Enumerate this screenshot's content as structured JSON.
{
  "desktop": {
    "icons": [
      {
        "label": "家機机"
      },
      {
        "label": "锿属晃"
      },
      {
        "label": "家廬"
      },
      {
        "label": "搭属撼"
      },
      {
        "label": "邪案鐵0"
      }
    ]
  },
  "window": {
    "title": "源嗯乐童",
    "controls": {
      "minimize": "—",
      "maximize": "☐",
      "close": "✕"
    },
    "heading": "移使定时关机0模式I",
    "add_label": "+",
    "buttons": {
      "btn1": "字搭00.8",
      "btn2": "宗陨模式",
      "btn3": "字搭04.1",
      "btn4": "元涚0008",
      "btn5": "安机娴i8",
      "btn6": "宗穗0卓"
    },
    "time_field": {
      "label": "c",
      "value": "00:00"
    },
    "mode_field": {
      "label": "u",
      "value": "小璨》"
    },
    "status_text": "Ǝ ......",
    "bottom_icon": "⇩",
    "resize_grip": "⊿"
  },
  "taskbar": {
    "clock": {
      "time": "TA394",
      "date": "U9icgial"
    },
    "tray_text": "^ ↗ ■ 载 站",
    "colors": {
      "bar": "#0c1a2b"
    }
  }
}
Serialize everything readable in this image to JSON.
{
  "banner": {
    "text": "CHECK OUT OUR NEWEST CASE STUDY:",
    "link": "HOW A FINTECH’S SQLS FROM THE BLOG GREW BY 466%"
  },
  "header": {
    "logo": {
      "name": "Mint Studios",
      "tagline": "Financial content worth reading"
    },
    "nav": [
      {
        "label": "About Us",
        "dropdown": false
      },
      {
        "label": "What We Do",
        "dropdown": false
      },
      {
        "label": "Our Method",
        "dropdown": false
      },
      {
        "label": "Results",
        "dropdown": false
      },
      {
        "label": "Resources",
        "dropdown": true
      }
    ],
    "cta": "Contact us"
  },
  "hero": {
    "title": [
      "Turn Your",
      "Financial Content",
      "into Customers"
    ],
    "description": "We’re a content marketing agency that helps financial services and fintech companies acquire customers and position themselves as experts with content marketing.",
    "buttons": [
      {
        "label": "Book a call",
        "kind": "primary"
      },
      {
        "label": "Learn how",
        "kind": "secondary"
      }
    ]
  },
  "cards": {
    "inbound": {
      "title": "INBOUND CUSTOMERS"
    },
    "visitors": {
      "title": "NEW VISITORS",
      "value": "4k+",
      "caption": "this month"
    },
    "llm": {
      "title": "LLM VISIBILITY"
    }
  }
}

^^^^^^^^

What to work on
Return the full listing, character for character.

Solution to the problem
Enumerate this screenshot's content as structured JSON.
{
  "desktop": {
    "icons": [
      {
        "label": "家機机"
      },
      {
        "label": "锿属晃"
      },
      {
        "label": "家廬"
      },
      {
        "label": "搭属撼"
      },
      {
        "label": "邪案鐵0"
      }
    ]
  },
  "window": {
    "title": "源嗯乐童",
    "controls": {
      "minimize": "—",
      "maximize": "☐",
      "close": "✕"
    },
    "heading": "移使定时关机0模式I",
    "add_label": "+",
    "buttons": {
      "btn1": "字搭00.8",
      "btn2": "宗陨模式",
      "btn3": "字搭04.1",
      "btn4": "元涚0008",
      "btn5": "安机娴i8",
      "btn6": "宗穗0卓"
    },
    "time_field": {
      "label": "c",
      "value": "00:00"
    },
    "mode_field": {
      "label": "u",
      "value": "小璨》"
    },
    "status_text": "Ǝ ......",
    "bottom_icon": "⇩",
    "resize_grip": "⊿"
  },
  "taskbar": {
    "clock": {
      "time": "TA394",
      "date": "U9icgial"
    },
    "tray_text": "^ ↗ ■ 载 站",
    "colors": {
      "bar": "#0c1a2b"
    }
  }
}
Serialize everything readable in this image to JSON.
{
  "banner": {
    "text": "CHECK OUT OUR NEWEST CASE STUDY:",
    "link": "HOW A FINTECH’S SQLS FROM THE BLOG GREW BY 466%"
  },
  "header": {
    "logo": {
      "name": "Mint Studios",
      "tagline": "Financial content worth reading"
    },
    "nav": [
      {
        "label": "About Us",
        "dropdown": false
      },
      {
        "label": "What We Do",
        "dropdown": false
      },
      {
        "label": "Our Method",
        "dropdown": false
      },
      {
        "label": "Results",
        "dropdown": false
      },
      {
        "label": "Resources",
        "dropdown": true
      }
    ],
    "cta": "Contact us"
  },
  "hero": {
    "title": [
      "Turn Your",
      "Financial Content",
      "into Customers"
    ],
    "description": "We’re a content marketing agency that helps financial services and fintech companies acquire customers and position themselves as experts with content marketing.",
    "buttons": [
      {
        "label": "Book a call",
        "kind": "primary"
      },
      {
        "label": "Learn how",
        "kind": "secondary"
      }
    ]
  },
  "cards": {
    "inbound": {
      "title": "INBOUND CUSTOMERS"
    },
    "visitors": {
      "title": "NEW VISITORS",
      "value": "4k+",
      "caption": "this month"
    },
    "llm": {
      "title": "LLM VISIBILITY"
    }
  }
}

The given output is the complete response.